## EXERCISE BRIEF
Copy every record below exactly.

## DATA SHOWN

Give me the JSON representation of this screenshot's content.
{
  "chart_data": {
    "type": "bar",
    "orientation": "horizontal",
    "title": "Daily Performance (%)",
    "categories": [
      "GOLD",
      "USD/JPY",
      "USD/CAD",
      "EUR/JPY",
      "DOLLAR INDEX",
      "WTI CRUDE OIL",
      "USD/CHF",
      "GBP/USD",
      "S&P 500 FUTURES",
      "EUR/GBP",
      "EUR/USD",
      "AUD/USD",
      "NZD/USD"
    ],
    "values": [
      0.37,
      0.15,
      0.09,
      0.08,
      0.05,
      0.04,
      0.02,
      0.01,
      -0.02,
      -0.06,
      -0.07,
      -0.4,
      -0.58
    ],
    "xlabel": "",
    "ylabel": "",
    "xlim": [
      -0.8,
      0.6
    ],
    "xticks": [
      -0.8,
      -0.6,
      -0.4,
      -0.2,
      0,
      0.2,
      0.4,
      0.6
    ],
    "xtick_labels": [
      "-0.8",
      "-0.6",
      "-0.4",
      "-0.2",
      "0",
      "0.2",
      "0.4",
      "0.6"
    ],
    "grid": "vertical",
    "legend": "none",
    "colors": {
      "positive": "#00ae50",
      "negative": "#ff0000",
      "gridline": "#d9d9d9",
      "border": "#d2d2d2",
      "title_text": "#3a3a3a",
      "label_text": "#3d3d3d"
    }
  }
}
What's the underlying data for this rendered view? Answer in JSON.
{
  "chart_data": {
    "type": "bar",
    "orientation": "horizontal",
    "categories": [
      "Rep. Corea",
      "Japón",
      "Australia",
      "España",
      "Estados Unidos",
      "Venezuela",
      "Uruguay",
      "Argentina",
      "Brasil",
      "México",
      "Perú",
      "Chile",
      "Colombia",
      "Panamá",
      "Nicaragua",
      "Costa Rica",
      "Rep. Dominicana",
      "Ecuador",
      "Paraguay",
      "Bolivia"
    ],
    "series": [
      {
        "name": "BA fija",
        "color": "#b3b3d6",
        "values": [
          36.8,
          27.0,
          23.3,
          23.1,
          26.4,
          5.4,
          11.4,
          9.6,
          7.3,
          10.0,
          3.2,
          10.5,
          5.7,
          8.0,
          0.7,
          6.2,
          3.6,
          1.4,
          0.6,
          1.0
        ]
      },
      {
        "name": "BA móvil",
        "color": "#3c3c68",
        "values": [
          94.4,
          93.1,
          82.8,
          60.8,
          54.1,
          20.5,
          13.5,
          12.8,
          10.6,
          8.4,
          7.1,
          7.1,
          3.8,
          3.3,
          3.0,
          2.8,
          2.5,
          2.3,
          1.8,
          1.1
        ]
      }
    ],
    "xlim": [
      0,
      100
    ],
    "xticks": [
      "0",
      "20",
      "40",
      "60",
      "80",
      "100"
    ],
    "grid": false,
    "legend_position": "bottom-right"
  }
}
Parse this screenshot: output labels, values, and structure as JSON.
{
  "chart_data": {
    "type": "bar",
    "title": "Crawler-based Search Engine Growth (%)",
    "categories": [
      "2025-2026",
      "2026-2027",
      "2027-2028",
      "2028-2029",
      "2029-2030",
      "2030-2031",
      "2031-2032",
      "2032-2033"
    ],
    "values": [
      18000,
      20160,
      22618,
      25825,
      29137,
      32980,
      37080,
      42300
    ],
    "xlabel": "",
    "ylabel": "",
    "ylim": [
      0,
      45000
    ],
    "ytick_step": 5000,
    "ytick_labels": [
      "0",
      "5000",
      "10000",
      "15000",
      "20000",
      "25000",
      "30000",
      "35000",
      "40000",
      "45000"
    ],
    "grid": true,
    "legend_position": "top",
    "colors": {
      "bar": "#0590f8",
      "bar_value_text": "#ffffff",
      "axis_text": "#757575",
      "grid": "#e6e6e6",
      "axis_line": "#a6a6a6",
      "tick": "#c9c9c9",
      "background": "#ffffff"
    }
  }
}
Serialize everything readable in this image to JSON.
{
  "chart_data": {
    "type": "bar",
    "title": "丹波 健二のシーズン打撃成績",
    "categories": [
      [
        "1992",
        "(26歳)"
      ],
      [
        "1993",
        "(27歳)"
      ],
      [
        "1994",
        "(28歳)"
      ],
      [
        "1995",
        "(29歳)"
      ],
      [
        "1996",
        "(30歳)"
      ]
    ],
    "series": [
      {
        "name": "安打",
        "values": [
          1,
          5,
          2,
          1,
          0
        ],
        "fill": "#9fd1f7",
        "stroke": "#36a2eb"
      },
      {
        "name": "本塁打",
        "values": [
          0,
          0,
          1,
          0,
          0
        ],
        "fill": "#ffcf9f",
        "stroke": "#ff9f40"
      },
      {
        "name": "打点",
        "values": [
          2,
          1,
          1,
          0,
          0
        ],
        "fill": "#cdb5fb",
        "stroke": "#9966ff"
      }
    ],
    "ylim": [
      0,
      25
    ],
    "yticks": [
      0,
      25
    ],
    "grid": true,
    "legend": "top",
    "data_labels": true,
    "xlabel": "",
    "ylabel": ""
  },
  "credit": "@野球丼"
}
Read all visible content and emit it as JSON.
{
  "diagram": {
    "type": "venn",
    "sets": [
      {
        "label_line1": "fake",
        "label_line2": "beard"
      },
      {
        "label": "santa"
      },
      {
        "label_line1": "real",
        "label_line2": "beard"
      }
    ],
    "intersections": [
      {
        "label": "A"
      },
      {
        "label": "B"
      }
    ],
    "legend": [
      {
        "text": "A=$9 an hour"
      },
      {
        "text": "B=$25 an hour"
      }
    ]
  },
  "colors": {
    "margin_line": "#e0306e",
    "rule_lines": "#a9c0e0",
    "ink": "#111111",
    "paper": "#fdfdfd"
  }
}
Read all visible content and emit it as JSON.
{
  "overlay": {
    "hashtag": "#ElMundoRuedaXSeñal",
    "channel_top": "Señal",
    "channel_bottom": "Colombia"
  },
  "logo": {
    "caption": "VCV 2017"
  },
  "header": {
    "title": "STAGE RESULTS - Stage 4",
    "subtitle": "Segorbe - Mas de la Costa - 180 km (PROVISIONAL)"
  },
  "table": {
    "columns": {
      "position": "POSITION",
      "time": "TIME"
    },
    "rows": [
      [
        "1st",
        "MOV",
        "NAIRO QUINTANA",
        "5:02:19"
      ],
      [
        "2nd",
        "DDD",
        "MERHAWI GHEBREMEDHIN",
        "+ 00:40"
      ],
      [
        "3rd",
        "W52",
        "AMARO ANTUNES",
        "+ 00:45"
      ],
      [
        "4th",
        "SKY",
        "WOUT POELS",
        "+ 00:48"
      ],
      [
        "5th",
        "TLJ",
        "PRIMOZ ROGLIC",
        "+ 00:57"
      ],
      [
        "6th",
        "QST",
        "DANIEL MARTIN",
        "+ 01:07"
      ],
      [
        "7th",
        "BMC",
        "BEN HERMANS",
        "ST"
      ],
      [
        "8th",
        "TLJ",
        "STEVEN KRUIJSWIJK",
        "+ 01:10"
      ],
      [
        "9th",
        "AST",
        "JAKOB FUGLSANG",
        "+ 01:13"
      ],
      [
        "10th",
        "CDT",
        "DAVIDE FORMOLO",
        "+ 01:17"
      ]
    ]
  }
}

## IN RESPONSE
Give me the JSON representation of this screenshot's content.
{
  "chart_data": {
    "type": "bar",
    "orientation": "horizontal",
    "title": "Daily Performance (%)",
    "categories": [
      "GOLD",
      "USD/JPY",
      "USD/CAD",
      "EUR/JPY",
      "DOLLAR INDEX",
      "WTI CRUDE OIL",
      "USD/CHF",
      "GBP/USD",
      "S&P 500 FUTURES",
      "EUR/GBP",
      "EUR/USD",
      "AUD/USD",
      "NZD/USD"
    ],
    "values": [
      0.37,
      0.15,
      0.09,
      0.08,
      0.05,
      0.04,
      0.02,
      0.01,
      -0.02,
      -0.06,
      -0.07,
      -0.4,
      -0.58
    ],
    "xlabel": "",
    "ylabel": "",
    "xlim": [
      -0.8,
      0.6
    ],
    "xticks": [
      -0.8,
      -0.6,
      -0.4,
      -0.2,
      0,
      0.2,
      0.4,
      0.6
    ],
    "xtick_labels": [
      "-0.8",
      "-0.6",
      "-0.4",
      "-0.2",
      "0",
      "0.2",
      "0.4",
      "0.6"
    ],
    "grid": "vertical",
    "legend": "none",
    "colors": {
      "positive": "#00ae50",
      "negative": "#ff0000",
      "gridline": "#d9d9d9",
      "border": "#d2d2d2",
      "title_text": "#3a3a3a",
      "label_text": "#3d3d3d"
    }
  }
}
What's the underlying data for this rendered view? Answer in JSON.
{
  "chart_data": {
    "type": "bar",
    "orientation": "horizontal",
    "categories": [
      "Rep. Corea",
      "Japón",
      "Australia",
      "España",
      "Estados Unidos",
      "Venezuela",
      "Uruguay",
      "Argentina",
      "Brasil",
      "México",
      "Perú",
      "Chile",
      "Colombia",
      "Panamá",
      "Nicaragua",
      "Costa Rica",
      "Rep. Dominicana",
      "Ecuador",
      "Paraguay",
      "Bolivia"
    ],
    "series": [
      {
        "name": "BA fija",
        "color": "#b3b3d6",
        "values": [
          36.8,
          27.0,
          23.3,
          23.1,
          26.4,
          5.4,
          11.4,
          9.6,
          7.3,
          10.0,
          3.2,
          10.5,
          5.7,
          8.0,
          0.7,
          6.2,
          3.6,
          1.4,
          0.6,
          1.0
        ]
      },
      {
        "name": "BA móvil",
        "color": "#3c3c68",
        "values": [
          94.4,
          93.1,
          82.8,
          60.8,
          54.1,
          20.5,
          13.5,
          12.8,
          10.6,
          8.4,
          7.1,
          7.1,
          3.8,
          3.3,
          3.0,
          2.8,
          2.5,
          2.3,
          1.8,
          1.1
        ]
      }
    ],
    "xlim": [
      0,
      100
    ],
    "xticks": [
      "0",
      "20",
      "40",
      "60",
      "80",
      "100"
    ],
    "grid": false,
    "legend_position": "bottom-right"
  }
}
Parse this screenshot: output labels, values, and structure as JSON.
{
  "chart_data": {
    "type": "bar",
    "title": "Crawler-based Search Engine Growth (%)",
    "categories": [
      "2025-2026",
      "2026-2027",
      "2027-2028",
      "2028-2029",
      "2029-2030",
      "2030-2031",
      "2031-2032",
      "2032-2033"
    ],
    "values": [
      18000,
      20160,
      22618,
      25825,
      29137,
      32980,
      37080,
      42300
    ],
    "xlabel": "",
    "ylabel": "",
    "ylim": [
      0,
      45000
    ],
    "ytick_step": 5000,
    "ytick_labels": [
      "0",
      "5000",
      "10000",
      "15000",
      "20000",
      "25000",
      "30000",
      "35000",
      "40000",
      "45000"
    ],
    "grid": true,
    "legend_position": "top",
    "colors": {
      "bar": "#0590f8",
      "bar_value_text": "#ffffff",
      "axis_text": "#757575",
      "grid": "#e6e6e6",
      "axis_line": "#a6a6a6",
      "tick": "#c9c9c9",
      "background": "#ffffff"
    }
  }
}
Serialize everything readable in this image to JSON.
{
  "chart_data": {
    "type": "bar",
    "title": "丹波 健二のシーズン打撃成績",
    "categories": [
      [
        "1992",
        "(26歳)"
      ],
      [
        "1993",
        "(27歳)"
      ],
      [
        "1994",
        "(28歳)"
      ],
      [
        "1995",
        "(29歳)"
      ],
      [
        "1996",
        "(30歳)"
      ]
    ],
    "series": [
      {
        "name": "安打",
        "values": [
          1,
          5,
          2,
          1,
          0
        ],
        "fill": "#9fd1f7",
        "stroke": "#36a2eb"
      },
      {
        "name": "本塁打",
        "values": [
          0,
          0,
          1,
          0,
          0
        ],
        "fill": "#ffcf9f",
        "stroke": "#ff9f40"
      },
      {
        "name": "打点",
        "values": [
          2,
          1,
          1,
          0,
          0
        ],
        "fill": "#cdb5fb",
        "stroke": "#9966ff"
      }
    ],
    "ylim": [
      0,
      25
    ],
    "yticks": [
      0,
      25
    ],
    "grid": true,
    "legend": "top",
    "data_labels": true,
    "xlabel": "",
    "ylabel": ""
  },
  "credit": "@野球丼"
}
Read all visible content and emit it as JSON.
{
  "diagram": {
    "type": "venn",
    "sets": [
      {
        "label_line1": "fake",
        "label_line2": "beard"
      },
      {
        "label": "santa"
      },
      {
        "label_line1": "real",
        "label_line2": "beard"
      }
    ],
    "intersections": [
      {
        "label": "A"
      },
      {
        "label": "B"
      }
    ],
    "legend": [
      {
        "text": "A=$9 an hour"
      },
      {
        "text": "B=$25 an hour"
      }
    ]
  },
  "colors": {
    "margin_line": "#e0306e",
    "rule_lines": "#a9c0e0",
    "ink": "#111111",
    "paper": "#fdfdfd"
  }
}
Read all visible content and emit it as JSON.
{
  "overlay": {
    "hashtag": "#ElMundoRuedaXSeñal",
    "channel_top": "Señal",
    "channel_bottom": "Colombia"
  },
  "logo": {
    "caption": "VCV 2017"
  },
  "header": {
    "title": "STAGE RESULTS - Stage 4",
    "subtitle": "Segorbe - Mas de la Costa - 180 km (PROVISIONAL)"
  },
  "table": {
    "columns": {
      "position": "POSITION",
      "time": "TIME"
    },
    "rows": [
      [
        "1st",
        "MOV",
        "NAIRO QUINTANA",
        "5:02:19"
      ],
      [
        "2nd",
        "DDD",
        "MERHAWI GHEBREMEDHIN",
        "+ 00:40"
      ],
      [
        "3rd",
        "W52",
        "AMARO ANTUNES",
        "+ 00:45"
      ],
      [
        "4th",
        "SKY",
        "WOUT POELS",
        "+ 00:48"
      ],
      [
        "5th",
        "TLJ",
        "PRIMOZ ROGLIC",
        "+ 00:57"
      ],
      [
        "6th",
        "QST",
        "DANIEL MARTIN",
        "+ 01:07"
      ],
      [
        "7th",
        "BMC",
        "BEN HERMANS",
        "ST"
      ],
      [
        "8th",
        "TLJ",
        "STEVEN KRUIJSWIJK",
        "+ 01:10"
      ],
      [
        "9th",
        "AST",
        "JAKOB FUGLSANG",
        "+ 01:13"
      ],
      [
        "10th",
        "CDT",
        "DAVIDE FORMOLO",
        "+ 01:17"
      ]
    ]
  }
}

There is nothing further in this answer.